[INPUT RECORDS start]
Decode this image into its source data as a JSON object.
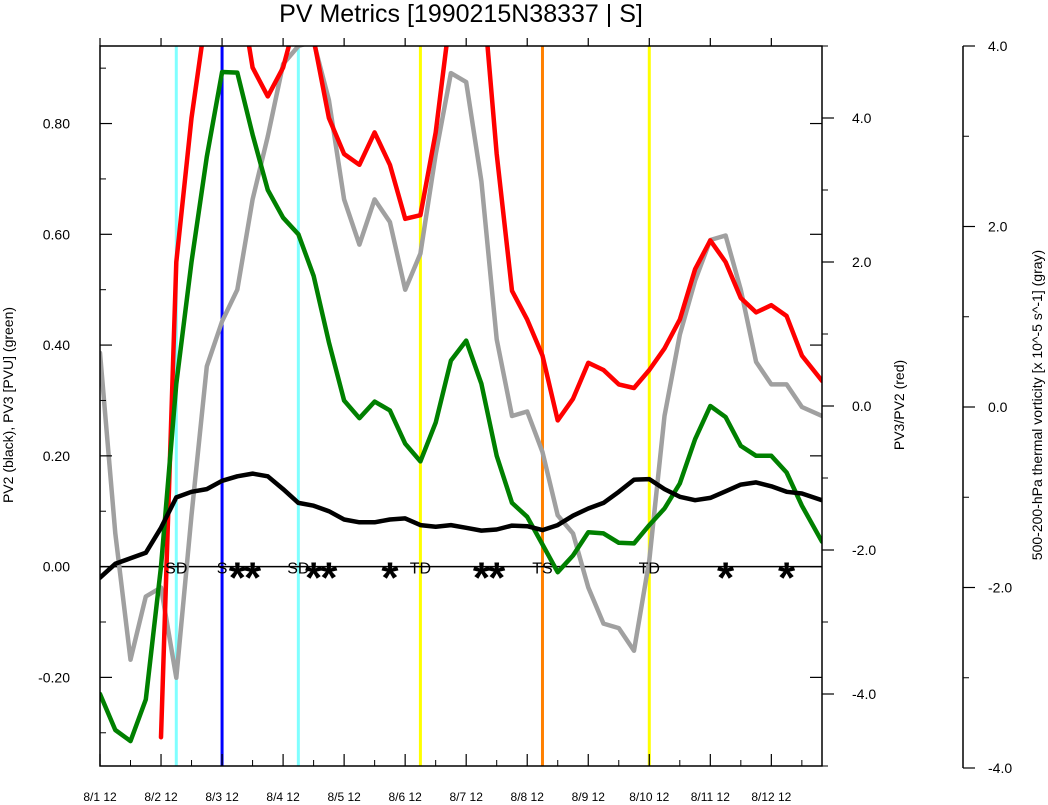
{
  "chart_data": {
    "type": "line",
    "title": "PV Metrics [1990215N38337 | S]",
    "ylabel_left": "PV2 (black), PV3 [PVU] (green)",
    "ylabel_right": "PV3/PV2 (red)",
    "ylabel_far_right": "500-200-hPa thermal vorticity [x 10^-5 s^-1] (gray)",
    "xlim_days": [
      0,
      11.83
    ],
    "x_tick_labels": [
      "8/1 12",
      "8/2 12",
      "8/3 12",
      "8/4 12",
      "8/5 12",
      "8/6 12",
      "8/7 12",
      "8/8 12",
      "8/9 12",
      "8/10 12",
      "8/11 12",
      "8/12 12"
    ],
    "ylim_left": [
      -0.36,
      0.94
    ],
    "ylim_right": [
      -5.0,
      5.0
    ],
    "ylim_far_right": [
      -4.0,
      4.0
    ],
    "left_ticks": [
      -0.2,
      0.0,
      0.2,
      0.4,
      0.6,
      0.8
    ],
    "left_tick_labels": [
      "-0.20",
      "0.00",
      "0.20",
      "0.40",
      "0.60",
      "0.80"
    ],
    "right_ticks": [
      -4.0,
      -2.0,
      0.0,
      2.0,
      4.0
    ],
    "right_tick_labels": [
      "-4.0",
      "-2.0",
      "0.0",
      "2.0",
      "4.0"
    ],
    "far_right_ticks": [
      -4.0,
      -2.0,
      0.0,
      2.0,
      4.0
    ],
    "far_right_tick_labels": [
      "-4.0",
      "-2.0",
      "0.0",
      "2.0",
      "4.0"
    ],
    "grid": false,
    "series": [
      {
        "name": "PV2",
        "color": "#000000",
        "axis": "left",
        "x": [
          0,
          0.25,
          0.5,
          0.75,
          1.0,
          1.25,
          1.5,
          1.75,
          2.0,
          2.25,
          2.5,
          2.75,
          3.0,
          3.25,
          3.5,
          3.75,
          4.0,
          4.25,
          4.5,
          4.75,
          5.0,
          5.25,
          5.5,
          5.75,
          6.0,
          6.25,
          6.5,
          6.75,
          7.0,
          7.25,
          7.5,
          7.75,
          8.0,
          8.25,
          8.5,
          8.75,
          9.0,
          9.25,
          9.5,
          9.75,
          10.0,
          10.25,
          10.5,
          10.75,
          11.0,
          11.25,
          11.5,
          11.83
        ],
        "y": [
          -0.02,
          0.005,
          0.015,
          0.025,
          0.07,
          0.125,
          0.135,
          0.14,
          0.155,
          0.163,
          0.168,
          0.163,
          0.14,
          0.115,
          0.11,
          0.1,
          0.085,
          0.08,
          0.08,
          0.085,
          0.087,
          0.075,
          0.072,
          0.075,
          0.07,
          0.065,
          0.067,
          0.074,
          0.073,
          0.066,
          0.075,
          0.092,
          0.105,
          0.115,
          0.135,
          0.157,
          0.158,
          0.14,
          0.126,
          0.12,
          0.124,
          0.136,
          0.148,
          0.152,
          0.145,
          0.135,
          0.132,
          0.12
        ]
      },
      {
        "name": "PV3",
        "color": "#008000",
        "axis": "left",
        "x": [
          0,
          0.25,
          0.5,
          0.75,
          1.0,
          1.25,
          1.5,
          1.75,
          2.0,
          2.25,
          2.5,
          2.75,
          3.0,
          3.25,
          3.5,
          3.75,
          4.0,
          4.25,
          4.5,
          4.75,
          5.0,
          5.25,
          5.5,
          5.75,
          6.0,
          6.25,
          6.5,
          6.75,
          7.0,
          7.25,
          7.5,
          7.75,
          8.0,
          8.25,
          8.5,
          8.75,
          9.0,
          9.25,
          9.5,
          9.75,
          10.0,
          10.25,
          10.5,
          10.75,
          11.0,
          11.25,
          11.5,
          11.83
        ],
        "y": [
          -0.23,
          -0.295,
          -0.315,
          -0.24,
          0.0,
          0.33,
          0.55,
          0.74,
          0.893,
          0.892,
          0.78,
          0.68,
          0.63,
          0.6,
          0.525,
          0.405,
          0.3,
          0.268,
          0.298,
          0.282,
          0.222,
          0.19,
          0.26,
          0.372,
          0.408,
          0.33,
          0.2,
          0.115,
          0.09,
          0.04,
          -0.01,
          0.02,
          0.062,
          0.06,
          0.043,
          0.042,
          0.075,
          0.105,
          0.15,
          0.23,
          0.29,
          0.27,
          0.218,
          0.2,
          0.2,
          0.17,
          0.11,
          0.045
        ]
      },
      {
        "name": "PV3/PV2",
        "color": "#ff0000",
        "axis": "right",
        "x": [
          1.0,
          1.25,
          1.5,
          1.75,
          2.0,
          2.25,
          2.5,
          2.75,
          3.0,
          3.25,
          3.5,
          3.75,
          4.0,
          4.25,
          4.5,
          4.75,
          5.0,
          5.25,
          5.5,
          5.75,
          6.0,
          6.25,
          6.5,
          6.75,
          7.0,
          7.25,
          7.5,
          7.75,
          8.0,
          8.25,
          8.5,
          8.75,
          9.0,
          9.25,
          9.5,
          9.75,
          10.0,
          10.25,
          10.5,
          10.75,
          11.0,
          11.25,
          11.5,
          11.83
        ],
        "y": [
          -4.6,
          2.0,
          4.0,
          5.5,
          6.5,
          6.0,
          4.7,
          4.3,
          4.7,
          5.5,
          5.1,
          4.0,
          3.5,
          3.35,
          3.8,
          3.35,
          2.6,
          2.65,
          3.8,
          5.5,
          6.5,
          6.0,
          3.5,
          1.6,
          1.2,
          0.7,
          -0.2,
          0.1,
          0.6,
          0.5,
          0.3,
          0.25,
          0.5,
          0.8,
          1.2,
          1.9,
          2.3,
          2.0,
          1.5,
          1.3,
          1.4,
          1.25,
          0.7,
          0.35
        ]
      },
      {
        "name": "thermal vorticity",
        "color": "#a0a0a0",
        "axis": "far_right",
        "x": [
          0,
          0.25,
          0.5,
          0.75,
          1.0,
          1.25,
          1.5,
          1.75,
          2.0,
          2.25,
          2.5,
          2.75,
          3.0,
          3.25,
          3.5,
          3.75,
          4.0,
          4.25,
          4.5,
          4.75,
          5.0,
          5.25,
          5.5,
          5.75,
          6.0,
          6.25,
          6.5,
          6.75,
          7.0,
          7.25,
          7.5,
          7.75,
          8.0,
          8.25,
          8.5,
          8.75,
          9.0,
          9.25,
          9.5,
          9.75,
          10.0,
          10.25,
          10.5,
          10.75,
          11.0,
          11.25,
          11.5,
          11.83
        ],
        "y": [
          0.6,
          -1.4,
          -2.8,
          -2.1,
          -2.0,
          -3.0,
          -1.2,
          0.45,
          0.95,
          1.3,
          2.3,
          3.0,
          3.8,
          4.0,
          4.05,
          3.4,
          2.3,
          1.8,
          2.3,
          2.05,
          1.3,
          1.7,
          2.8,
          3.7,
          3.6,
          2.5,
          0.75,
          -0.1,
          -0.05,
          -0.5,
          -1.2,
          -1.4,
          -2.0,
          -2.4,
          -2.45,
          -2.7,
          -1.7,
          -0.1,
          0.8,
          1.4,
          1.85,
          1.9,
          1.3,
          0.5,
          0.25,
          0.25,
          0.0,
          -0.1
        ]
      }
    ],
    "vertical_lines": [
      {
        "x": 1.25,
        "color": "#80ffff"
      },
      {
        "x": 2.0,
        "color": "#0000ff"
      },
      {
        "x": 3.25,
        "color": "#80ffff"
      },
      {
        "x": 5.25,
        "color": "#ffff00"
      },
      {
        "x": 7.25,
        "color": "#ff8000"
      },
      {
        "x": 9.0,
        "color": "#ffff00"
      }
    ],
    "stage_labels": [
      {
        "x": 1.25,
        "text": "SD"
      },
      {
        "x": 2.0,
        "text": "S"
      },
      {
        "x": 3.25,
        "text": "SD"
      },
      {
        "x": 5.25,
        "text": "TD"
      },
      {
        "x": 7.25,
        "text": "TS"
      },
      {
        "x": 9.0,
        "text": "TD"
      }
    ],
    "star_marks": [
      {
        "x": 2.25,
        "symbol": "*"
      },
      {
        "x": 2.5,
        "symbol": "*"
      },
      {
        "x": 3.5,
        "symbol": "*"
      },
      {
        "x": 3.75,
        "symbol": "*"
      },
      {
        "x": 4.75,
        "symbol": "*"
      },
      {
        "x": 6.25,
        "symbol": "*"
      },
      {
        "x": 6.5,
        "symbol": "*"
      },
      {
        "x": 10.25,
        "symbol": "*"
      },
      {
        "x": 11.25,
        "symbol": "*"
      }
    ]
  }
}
[INPUT RECORDS end]
[INPUT RECORDS start]
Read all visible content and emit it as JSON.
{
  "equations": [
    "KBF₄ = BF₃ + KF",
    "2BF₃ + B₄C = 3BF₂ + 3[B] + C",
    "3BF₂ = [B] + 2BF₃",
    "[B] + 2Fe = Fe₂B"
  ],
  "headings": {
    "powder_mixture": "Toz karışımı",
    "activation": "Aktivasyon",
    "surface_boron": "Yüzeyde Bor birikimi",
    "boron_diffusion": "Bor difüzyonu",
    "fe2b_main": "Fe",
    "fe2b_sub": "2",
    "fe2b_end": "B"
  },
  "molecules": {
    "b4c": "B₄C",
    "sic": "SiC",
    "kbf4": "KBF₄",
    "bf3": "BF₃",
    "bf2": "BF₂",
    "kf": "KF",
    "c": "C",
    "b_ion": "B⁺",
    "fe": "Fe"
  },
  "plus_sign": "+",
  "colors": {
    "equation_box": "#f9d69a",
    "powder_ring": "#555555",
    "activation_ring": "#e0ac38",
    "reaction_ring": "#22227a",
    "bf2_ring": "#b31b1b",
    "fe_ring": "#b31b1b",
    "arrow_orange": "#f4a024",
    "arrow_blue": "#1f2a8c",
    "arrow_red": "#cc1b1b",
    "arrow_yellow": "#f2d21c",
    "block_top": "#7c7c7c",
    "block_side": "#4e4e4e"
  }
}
[INPUT RECORDS end]
[INPUT RECORDS start]
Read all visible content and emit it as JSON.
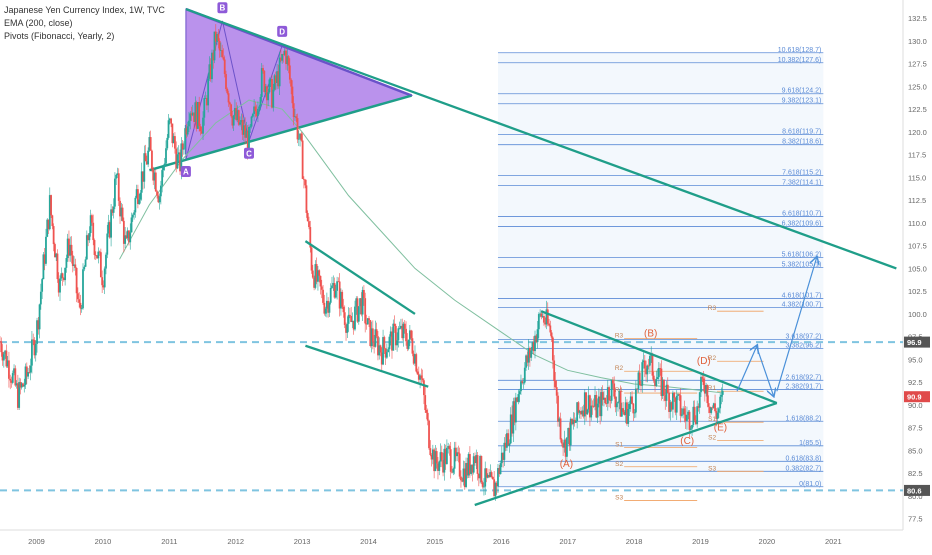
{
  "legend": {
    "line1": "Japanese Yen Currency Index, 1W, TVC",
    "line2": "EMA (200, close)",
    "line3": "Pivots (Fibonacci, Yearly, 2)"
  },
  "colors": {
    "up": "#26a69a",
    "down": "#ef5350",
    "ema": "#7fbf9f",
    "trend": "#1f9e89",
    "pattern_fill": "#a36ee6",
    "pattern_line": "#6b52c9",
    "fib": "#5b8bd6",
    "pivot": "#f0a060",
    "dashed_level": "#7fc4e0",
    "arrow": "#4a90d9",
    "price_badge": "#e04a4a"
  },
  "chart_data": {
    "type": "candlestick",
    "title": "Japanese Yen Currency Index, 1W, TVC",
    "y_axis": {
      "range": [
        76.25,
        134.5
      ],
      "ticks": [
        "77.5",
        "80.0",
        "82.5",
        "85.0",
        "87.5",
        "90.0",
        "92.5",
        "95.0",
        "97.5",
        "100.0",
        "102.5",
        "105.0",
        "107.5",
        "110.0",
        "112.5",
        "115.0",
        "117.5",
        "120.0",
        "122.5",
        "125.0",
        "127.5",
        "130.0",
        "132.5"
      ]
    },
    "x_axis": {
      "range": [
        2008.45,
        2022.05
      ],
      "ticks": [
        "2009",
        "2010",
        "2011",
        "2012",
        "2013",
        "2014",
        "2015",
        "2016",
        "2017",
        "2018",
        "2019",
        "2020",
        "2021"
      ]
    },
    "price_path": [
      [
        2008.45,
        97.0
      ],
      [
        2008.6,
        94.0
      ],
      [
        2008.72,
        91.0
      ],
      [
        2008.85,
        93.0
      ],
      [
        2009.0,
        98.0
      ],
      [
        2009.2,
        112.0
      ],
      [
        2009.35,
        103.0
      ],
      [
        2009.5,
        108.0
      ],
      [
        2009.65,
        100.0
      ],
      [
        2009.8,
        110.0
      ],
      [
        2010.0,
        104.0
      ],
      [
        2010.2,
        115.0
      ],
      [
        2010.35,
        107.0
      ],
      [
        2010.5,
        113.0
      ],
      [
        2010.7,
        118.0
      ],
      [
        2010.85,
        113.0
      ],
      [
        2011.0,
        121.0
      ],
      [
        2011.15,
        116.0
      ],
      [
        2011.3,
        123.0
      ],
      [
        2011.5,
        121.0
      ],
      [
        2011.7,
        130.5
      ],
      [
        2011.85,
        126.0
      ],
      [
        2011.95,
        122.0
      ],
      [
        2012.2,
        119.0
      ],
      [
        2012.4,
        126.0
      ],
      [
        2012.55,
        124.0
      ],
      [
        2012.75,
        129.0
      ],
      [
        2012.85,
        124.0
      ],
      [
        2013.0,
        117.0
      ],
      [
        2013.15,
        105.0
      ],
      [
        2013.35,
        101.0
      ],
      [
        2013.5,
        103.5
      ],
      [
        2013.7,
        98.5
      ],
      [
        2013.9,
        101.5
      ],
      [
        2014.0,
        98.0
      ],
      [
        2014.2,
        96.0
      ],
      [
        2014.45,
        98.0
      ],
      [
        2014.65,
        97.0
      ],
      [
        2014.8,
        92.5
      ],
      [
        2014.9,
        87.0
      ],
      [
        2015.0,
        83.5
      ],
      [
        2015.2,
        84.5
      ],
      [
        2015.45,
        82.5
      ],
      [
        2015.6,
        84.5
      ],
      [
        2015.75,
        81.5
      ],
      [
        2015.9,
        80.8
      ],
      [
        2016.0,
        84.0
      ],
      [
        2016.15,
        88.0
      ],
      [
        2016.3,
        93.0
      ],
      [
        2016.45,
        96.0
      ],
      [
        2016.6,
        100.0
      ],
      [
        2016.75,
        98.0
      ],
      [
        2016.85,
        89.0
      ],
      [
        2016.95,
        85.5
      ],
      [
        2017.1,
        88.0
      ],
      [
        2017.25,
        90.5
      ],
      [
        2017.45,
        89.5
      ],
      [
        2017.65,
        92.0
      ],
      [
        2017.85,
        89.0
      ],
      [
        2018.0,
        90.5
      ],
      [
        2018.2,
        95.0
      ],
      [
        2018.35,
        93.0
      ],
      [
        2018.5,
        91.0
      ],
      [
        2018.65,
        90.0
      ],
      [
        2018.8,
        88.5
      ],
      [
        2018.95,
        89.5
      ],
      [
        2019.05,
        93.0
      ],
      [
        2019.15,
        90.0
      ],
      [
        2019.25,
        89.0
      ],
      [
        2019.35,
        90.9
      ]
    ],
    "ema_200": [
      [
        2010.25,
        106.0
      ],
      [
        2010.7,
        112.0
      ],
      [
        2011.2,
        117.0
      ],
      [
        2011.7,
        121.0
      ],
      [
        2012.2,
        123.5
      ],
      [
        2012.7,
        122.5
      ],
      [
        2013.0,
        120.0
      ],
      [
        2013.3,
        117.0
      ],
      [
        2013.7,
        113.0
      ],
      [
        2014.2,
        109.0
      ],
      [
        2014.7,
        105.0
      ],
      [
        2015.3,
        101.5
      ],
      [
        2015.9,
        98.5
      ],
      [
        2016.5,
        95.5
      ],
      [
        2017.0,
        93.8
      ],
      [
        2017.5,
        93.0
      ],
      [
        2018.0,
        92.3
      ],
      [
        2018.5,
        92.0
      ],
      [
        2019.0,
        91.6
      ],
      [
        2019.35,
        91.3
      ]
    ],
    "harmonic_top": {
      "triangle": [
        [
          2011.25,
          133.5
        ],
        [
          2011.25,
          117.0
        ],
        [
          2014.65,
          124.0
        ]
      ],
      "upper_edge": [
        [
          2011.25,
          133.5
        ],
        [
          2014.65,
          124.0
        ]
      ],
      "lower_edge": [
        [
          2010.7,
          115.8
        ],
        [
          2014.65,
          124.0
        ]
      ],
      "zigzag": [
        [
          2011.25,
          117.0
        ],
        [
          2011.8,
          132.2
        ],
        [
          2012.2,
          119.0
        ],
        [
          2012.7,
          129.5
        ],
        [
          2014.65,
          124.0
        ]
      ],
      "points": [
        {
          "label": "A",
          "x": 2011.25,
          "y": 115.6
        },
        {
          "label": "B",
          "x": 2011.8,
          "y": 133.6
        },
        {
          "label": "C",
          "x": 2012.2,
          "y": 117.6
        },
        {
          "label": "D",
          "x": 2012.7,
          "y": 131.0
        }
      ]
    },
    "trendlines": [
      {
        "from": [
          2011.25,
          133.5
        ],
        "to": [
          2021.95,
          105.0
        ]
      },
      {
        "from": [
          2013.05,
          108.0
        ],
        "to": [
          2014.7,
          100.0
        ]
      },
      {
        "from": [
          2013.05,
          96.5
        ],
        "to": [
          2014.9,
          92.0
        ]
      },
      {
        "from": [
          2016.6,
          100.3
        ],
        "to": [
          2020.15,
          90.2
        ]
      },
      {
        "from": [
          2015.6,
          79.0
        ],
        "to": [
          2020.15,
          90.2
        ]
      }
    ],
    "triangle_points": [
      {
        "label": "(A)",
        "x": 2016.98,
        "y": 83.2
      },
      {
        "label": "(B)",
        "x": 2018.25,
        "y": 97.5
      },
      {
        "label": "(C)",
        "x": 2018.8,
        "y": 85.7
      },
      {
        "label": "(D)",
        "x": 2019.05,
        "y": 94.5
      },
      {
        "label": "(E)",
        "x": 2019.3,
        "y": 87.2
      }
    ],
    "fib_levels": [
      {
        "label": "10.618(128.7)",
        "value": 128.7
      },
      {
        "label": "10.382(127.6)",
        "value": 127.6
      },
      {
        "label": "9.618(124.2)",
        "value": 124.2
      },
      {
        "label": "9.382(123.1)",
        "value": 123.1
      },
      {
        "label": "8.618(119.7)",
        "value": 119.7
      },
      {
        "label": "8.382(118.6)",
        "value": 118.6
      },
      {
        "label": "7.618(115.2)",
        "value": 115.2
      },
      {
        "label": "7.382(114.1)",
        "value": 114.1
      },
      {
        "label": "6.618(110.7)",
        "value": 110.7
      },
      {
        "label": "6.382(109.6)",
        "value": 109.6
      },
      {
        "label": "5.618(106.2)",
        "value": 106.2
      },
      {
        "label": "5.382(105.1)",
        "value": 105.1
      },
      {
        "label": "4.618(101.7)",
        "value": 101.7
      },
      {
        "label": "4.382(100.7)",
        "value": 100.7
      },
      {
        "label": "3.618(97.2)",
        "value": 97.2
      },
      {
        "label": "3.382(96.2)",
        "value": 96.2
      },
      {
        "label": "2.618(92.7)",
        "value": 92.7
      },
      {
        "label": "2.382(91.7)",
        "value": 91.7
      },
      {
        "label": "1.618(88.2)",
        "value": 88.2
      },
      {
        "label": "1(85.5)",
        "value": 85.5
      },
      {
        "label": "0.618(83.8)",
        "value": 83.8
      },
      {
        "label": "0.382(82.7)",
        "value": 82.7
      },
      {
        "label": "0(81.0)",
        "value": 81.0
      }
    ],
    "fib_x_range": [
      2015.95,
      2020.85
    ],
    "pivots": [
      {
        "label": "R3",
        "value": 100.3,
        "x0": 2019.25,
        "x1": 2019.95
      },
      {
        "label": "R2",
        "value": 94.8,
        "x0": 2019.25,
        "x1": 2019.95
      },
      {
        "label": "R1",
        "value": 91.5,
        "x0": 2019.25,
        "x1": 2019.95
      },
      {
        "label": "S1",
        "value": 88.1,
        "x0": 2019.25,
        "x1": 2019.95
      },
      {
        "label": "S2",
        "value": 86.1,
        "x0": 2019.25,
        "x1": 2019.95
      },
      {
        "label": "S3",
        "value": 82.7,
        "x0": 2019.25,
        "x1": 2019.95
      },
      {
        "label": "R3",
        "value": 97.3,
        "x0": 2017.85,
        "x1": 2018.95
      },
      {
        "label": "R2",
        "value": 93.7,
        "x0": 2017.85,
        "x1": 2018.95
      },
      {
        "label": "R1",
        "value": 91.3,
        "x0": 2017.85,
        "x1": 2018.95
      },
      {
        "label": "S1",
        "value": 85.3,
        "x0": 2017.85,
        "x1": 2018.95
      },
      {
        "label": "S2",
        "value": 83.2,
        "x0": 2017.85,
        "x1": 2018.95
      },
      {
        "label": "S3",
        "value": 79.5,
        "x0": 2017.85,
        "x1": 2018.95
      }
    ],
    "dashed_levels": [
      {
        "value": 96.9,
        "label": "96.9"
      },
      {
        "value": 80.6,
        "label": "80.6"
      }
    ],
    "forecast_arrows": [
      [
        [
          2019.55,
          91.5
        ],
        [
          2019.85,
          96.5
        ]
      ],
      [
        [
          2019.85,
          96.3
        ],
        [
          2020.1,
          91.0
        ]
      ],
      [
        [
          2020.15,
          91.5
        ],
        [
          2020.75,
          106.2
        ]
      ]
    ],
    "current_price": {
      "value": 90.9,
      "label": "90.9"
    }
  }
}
[INPUT RECORDS end]
▸ DIRECTIONS FOR THIS TASK: Check each line above for the word "vorticity" and copy the ones that have it.

▸ SOLUTION TO THIS TASK:
    "ylabel_far_right": "500-200-hPa thermal vorticity [x 10^-5 s^-1] (gray)",
        "name": "thermal vorticity",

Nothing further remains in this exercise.